Goal of the exercise:
Locate the word "object" in the data below, then copy every line that holds it.
[BEGIN Records for this exercise]
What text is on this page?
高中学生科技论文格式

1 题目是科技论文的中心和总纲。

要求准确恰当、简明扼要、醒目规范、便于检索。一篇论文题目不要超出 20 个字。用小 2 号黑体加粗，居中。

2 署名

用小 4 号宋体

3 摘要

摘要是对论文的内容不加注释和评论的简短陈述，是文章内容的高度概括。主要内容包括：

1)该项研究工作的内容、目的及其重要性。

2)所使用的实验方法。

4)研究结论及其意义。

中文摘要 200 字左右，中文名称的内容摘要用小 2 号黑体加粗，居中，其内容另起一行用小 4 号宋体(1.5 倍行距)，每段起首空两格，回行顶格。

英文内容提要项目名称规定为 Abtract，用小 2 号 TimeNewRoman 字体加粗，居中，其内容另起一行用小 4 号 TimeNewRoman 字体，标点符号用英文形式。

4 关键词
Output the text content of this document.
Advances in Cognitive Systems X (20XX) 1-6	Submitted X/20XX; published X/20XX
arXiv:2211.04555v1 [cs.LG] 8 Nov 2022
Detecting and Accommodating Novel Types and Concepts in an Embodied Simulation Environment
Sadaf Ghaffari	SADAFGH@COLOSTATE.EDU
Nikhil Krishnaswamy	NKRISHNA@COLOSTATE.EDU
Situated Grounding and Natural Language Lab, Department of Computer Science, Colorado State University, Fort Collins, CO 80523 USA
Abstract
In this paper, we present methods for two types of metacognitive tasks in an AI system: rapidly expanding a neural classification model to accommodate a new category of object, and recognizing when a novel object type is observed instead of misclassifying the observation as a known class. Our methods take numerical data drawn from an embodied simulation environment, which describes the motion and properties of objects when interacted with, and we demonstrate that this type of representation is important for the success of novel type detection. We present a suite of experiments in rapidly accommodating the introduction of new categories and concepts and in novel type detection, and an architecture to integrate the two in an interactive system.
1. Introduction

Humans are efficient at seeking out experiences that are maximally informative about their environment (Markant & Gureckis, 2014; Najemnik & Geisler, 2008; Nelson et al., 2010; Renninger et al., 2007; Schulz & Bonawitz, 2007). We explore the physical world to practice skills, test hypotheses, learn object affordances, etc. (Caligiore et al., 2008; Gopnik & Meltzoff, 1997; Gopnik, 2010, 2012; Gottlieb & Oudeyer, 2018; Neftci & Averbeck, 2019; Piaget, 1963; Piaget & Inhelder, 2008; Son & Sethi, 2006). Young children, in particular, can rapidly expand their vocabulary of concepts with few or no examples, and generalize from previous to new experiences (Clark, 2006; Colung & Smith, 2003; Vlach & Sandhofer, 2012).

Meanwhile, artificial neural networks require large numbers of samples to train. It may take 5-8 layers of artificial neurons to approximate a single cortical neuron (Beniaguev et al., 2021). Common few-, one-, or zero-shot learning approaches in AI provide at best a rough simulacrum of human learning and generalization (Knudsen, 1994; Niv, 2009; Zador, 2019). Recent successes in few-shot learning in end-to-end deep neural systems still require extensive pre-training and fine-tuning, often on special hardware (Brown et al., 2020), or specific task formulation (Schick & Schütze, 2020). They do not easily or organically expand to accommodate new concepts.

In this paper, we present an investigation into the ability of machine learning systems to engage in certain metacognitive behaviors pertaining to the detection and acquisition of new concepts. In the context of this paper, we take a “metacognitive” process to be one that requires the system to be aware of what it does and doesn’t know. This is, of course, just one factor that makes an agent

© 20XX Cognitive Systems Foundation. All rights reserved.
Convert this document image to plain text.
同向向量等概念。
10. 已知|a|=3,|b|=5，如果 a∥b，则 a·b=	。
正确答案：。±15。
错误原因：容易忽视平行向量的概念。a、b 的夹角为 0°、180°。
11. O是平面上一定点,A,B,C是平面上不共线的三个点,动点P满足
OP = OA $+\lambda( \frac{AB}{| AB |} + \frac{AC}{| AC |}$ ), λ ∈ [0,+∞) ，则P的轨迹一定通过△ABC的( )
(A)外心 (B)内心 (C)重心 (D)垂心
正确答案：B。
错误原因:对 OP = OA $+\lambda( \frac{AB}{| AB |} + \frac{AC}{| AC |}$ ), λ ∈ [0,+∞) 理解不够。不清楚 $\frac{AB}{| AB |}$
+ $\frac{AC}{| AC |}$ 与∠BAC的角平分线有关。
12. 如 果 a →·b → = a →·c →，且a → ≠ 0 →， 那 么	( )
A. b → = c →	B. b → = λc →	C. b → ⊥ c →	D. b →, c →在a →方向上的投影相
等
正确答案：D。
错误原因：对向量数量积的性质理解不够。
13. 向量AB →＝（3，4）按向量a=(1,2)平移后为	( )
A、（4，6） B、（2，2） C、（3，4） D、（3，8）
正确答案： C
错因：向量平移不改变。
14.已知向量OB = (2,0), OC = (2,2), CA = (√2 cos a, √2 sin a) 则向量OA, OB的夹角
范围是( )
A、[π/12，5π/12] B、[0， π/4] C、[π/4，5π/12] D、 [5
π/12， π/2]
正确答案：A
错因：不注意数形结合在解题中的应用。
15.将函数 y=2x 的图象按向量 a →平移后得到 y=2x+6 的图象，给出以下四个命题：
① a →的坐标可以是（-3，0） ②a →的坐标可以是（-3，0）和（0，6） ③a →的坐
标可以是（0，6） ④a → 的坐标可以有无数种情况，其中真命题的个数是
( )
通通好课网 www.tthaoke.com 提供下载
[END Records for this exercise]
Complete output:
In this paper, we present methods for two types of metacognitive tasks in an AI system: rapidly expanding a neural classification model to accommodate a new category of object, and recognizing when a novel object type is observed instead of misclassifying the observation as a known class. Our methods take numerical data drawn from an embodied simulation environment, which describes the motion and properties of objects when interacted with, and we demonstrate that this type of representation is important for the success of novel type detection. We present a suite of experiments in rapidly accommodating the introduction of new categories and concepts and in novel type detection, and an architecture to integrate the two in an interactive system.
Humans are efficient at seeking out experiences that are maximally informative about their environment (Markant & Gureckis, 2014; Najemnik & Geisler, 2008; Nelson et al., 2010; Renninger et al., 2007; Schulz & Bonawitz, 2007). We explore the physical world to practice skills, test hypotheses, learn object affordances, etc. (Caligiore et al., 2008; Gopnik & Meltzoff, 1997; Gopnik, 2010, 2012; Gottlieb & Oudeyer, 2018; Neftci & Averbeck, 2019; Piaget, 1963; Piaget & Inhelder, 2008; Son & Sethi, 2006). Young children, in particular, can rapidly expand their vocabulary of concepts with few or no examples, and generalize from previous to new experiences (Clark, 2006; Colung & Smith, 2003; Vlach & Sandhofer, 2012).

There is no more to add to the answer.